**** GIVEN INFORMATION
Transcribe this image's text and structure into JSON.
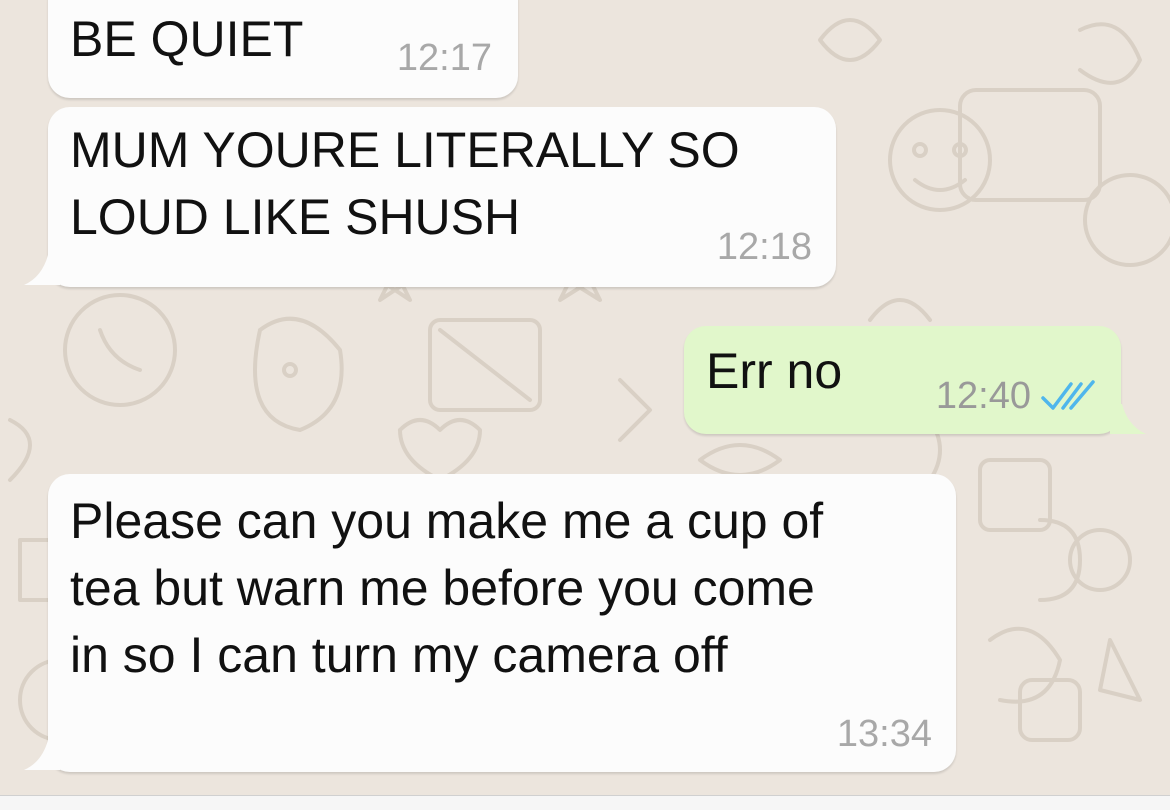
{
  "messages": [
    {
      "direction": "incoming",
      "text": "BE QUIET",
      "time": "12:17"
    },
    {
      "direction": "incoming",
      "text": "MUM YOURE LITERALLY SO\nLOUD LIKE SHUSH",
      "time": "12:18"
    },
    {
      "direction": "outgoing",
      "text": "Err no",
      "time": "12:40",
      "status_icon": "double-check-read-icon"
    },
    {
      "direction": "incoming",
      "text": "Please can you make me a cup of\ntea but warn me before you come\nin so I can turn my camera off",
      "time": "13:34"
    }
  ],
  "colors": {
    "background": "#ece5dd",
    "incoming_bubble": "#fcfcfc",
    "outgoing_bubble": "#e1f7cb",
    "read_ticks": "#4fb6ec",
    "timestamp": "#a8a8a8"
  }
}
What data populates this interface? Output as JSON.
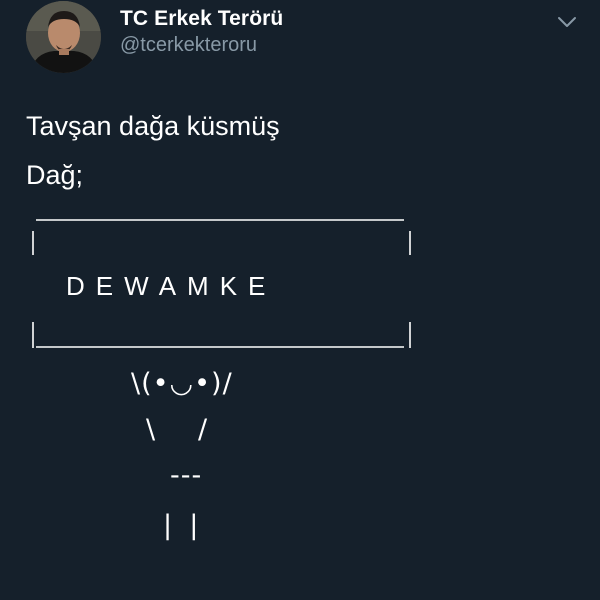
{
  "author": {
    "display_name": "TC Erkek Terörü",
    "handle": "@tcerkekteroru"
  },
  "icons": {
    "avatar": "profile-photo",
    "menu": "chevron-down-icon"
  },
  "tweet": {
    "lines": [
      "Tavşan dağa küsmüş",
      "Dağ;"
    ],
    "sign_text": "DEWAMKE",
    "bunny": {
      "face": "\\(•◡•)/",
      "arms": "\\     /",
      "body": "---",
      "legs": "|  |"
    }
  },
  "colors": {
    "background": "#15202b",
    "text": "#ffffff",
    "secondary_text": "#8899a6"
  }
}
********
WHAT TO DO —
Images do not belong in the copy; reproduce all other parts of the records above verbatim.

THE REPLY —
Transcribe this image's text and structure into JSON.
{
  "messages": [
    {
      "direction": "incoming",
      "text": "BE QUIET",
      "time": "12:17"
    },
    {
      "direction": "incoming",
      "text": "MUM YOURE LITERALLY SO\nLOUD LIKE SHUSH",
      "time": "12:18"
    },
    {
      "direction": "outgoing",
      "text": "Err no",
      "time": "12:40",
      "status_icon": "double-check-read-icon"
    },
    {
      "direction": "incoming",
      "text": "Please can you make me a cup of\ntea but warn me before you come\nin so I can turn my camera off",
      "time": "13:34"
    }
  ],
  "colors": {
    "background": "#ece5dd",
    "incoming_bubble": "#fcfcfc",
    "outgoing_bubble": "#e1f7cb",
    "read_ticks": "#4fb6ec",
    "timestamp": "#a8a8a8"
  }
}
What data populates this interface? Output as JSON.
{
  "author": {
    "display_name": "TC Erkek Terörü",
    "handle": "@tcerkekteroru"
  },
  "icons": {
    "avatar": "profile-photo",
    "menu": "chevron-down-icon"
  },
  "tweet": {
    "lines": [
      "Tavşan dağa küsmüş",
      "Dağ;"
    ],
    "sign_text": "DEWAMKE",
    "bunny": {
      "face": "\\(•◡•)/",
      "arms": "\\     /",
      "body": "---",
      "legs": "|  |"
    }
  },
  "colors": {
    "background": "#15202b",
    "text": "#ffffff",
    "secondary_text": "#8899a6"
  }
}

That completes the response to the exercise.